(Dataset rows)

* Begin *

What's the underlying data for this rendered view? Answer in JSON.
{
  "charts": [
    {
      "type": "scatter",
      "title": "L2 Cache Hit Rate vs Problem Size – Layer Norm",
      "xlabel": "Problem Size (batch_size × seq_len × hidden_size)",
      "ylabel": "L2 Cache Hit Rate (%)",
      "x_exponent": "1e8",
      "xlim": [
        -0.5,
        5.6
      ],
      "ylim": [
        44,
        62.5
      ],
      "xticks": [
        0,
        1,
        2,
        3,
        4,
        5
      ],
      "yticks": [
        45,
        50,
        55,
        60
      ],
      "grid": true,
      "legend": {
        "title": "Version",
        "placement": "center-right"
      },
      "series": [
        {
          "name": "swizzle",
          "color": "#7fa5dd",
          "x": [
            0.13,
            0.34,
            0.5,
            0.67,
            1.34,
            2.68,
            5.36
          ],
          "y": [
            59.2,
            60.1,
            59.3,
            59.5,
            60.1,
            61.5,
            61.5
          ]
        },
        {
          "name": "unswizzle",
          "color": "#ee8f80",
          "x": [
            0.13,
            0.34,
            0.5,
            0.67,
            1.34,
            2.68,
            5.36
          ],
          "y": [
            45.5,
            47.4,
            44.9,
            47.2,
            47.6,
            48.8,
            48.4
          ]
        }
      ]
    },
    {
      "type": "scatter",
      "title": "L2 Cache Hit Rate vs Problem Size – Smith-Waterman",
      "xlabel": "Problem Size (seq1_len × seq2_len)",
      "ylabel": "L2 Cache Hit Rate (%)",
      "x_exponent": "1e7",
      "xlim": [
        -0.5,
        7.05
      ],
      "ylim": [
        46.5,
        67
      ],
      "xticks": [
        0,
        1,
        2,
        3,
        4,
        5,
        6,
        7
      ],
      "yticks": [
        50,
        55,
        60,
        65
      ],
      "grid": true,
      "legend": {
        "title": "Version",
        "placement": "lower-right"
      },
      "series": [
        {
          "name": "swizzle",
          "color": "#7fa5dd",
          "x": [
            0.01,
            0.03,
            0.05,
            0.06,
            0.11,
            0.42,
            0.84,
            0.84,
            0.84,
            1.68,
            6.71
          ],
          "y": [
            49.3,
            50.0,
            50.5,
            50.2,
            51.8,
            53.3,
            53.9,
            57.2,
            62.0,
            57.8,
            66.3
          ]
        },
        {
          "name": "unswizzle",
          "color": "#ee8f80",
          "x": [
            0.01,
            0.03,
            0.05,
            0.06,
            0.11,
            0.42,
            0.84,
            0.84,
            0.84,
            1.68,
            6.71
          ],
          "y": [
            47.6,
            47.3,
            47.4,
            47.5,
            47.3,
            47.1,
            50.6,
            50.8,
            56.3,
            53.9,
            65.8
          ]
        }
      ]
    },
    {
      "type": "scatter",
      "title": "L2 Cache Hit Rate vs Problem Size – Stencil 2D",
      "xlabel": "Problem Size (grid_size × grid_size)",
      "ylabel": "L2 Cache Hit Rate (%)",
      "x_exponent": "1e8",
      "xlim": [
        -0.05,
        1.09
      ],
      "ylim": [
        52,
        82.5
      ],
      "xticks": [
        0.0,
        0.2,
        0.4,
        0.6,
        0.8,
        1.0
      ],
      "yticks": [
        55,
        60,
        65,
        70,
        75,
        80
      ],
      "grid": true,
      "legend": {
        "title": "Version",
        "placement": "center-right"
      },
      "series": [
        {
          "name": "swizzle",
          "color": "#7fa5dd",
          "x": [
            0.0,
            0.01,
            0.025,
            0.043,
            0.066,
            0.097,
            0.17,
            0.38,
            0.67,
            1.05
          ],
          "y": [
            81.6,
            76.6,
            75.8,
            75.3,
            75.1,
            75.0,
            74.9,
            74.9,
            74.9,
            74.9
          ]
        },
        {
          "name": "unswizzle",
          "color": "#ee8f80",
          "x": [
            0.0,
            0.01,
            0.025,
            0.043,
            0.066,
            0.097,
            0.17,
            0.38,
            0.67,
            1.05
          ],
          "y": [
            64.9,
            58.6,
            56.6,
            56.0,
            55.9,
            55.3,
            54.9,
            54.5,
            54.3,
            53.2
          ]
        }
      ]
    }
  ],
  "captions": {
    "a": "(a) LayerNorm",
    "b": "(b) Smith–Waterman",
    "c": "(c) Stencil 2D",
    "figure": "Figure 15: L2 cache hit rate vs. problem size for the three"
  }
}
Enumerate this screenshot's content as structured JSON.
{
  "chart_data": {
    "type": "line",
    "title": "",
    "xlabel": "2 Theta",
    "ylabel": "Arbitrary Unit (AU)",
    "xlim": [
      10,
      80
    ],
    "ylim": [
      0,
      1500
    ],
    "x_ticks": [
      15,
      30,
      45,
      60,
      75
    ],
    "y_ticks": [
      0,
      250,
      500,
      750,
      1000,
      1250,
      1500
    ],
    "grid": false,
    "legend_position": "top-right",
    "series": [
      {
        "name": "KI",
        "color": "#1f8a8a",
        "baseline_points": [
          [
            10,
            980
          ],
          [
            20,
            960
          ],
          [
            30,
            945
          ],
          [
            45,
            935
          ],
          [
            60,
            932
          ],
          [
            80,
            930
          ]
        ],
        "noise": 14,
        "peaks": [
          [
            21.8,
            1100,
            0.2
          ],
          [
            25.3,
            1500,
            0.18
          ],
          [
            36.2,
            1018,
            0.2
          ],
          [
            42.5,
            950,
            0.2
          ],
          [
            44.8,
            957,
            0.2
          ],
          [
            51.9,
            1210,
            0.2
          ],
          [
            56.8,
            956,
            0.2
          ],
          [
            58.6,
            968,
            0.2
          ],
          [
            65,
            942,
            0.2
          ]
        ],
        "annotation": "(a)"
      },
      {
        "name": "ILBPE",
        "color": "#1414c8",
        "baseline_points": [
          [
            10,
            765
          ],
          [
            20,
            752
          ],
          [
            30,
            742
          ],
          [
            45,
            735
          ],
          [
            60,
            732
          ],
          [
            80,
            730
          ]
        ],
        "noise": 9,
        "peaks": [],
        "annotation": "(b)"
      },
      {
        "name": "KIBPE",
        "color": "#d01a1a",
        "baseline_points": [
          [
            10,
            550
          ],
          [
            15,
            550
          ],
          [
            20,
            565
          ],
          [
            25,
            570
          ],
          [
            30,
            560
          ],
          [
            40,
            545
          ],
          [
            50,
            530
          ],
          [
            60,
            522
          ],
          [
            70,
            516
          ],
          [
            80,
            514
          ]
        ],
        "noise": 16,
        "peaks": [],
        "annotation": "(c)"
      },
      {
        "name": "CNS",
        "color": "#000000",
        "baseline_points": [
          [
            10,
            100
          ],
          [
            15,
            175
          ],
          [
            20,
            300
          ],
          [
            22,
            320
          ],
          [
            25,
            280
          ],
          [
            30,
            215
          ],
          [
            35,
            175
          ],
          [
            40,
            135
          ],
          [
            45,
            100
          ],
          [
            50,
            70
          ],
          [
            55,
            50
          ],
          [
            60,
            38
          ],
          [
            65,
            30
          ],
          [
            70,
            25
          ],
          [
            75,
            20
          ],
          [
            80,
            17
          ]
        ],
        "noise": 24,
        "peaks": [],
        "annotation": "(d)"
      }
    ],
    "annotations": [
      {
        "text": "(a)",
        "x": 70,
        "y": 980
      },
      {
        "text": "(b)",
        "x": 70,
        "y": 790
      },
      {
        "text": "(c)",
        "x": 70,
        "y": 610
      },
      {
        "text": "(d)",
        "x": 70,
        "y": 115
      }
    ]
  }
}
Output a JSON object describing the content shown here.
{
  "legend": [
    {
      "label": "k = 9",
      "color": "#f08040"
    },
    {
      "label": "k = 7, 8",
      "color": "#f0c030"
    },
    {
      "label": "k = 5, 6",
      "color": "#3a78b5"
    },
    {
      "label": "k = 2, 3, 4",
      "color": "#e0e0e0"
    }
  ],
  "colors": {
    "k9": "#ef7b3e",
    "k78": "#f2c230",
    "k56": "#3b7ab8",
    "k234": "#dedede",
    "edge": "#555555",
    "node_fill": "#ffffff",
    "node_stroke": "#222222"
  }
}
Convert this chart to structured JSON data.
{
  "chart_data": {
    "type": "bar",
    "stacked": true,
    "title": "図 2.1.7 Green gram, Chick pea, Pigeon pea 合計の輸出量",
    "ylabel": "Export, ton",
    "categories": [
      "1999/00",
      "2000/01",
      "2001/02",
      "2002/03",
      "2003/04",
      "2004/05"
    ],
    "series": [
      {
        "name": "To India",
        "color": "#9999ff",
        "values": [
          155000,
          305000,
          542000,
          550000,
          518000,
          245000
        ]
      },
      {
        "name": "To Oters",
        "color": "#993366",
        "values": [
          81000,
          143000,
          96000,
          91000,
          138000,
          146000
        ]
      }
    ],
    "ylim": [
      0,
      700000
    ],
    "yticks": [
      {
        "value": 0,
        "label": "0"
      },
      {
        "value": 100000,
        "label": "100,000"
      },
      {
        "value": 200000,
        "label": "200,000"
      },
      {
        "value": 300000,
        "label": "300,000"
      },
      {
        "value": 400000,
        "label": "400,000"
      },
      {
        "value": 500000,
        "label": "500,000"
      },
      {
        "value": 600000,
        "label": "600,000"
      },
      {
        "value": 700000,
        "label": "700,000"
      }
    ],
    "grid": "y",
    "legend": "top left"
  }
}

* End *

**Set task:**
Work out how many lines in the records above hold the string "Stencil", then give only that count.

**Result below:**
2